**Your instructions**
Could you return each of the entries below word for word, leaving out the pictures?

**Provided entries**
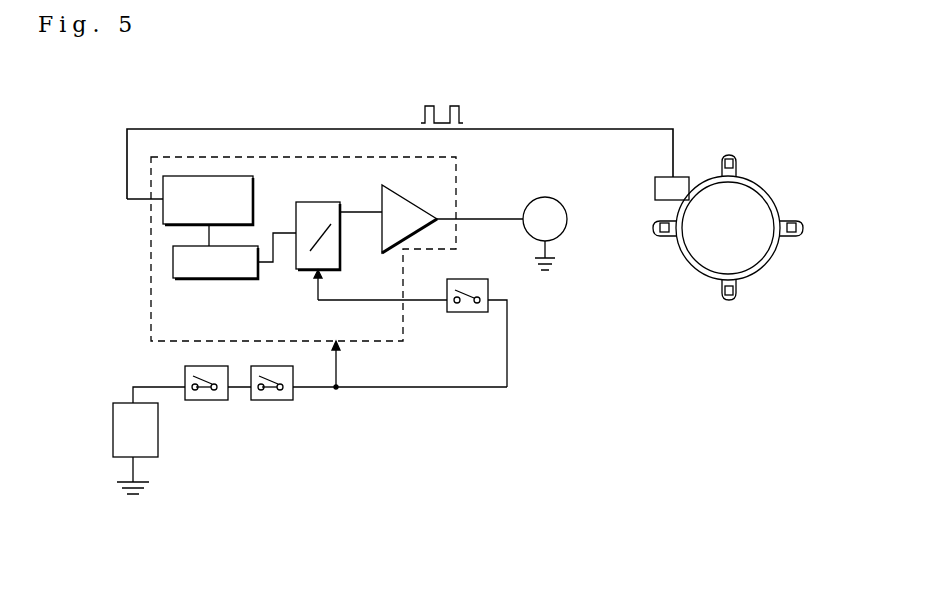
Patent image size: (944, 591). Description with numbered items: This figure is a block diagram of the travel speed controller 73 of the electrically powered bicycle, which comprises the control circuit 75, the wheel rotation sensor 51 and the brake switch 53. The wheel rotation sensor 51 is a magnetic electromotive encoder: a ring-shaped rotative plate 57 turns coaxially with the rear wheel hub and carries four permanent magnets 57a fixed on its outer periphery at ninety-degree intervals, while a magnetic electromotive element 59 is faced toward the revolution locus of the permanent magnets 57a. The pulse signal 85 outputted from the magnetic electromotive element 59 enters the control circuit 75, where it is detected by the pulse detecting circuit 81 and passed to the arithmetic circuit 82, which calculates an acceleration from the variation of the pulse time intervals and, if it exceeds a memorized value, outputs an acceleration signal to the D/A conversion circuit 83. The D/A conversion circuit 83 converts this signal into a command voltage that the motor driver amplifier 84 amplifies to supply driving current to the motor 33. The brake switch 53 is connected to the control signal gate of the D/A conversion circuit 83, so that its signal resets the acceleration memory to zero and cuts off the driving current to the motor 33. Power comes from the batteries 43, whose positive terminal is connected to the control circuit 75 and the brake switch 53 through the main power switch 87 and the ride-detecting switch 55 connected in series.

The pulse signal 85 is at (463, 110).
The control circuit 75 is at (148, 306).
The pulse detecting circuit 81 is at (257, 190).
The arithmetic circuit 82 is at (192, 280).
The D/A conversion circuit 83 is at (328, 213).
The motor driver amplifier 84 is at (413, 209).
The motor 33 is at (545, 197).
The brake switch 53 is at (482, 284).
The batteries 43 is at (155, 438).
The main power switch 87 is at (206, 400).
The ride-detecting switch 55 is at (273, 400).
The travel speed controller 73 is at (583, 347).
The rotative plate 57 is at (702, 177).
The permanent magnets 57a is at (737, 163).
The magnetic electromotive element 59 is at (680, 177).
The wheel rotation sensor 51 is at (748, 43).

**The response**
Patent image size: (944, 591). Description with numbered items: This figure is a block diagram of the travel speed controller 73 of the electrically powered bicycle, which comprises the control circuit 75, the wheel rotation sensor 51 and the brake switch 53. The wheel rotation sensor 51 is a magnetic electromotive encoder: a ring-shaped rotative plate 57 turns coaxially with the rear wheel hub and carries four permanent magnets 57a fixed on its outer periphery at ninety-degree intervals, while a magnetic electromotive element 59 is faced toward the revolution locus of the permanent magnets 57a. The pulse signal 85 outputted from the magnetic electromotive element 59 enters the control circuit 75, where it is detected by the pulse detecting circuit 81 and passed to the arithmetic circuit 82, which calculates an acceleration from the variation of the pulse time intervals and, if it exceeds a memorized value, outputs an acceleration signal to the D/A conversion circuit 83. The D/A conversion circuit 83 converts this signal into a command voltage that the motor driver amplifier 84 amplifies to supply driving current to the motor 33. The brake switch 53 is connected to the control signal gate of the D/A conversion circuit 83, so that its signal resets the acceleration memory to zero and cuts off the driving current to the motor 33. Power comes from the batteries 43, whose positive terminal is connected to the control circuit 75 and the brake switch 53 through the main power switch 87 and the ride-detecting switch 55 connected in series.

The pulse signal 85 is at (463, 110).
The control circuit 75 is at (148, 306).
The pulse detecting circuit 81 is at (257, 190).
The arithmetic circuit 82 is at (192, 280).
The D/A conversion circuit 83 is at (328, 213).
The motor driver amplifier 84 is at (413, 209).
The motor 33 is at (545, 197).
The brake switch 53 is at (482, 284).
The batteries 43 is at (155, 438).
The main power switch 87 is at (206, 400).
The ride-detecting switch 55 is at (273, 400).
The travel speed controller 73 is at (583, 347).
The rotative plate 57 is at (702, 177).
The permanent magnets 57a is at (737, 163).
The magnetic electromotive element 59 is at (680, 177).
The wheel rotation sensor 51 is at (748, 43).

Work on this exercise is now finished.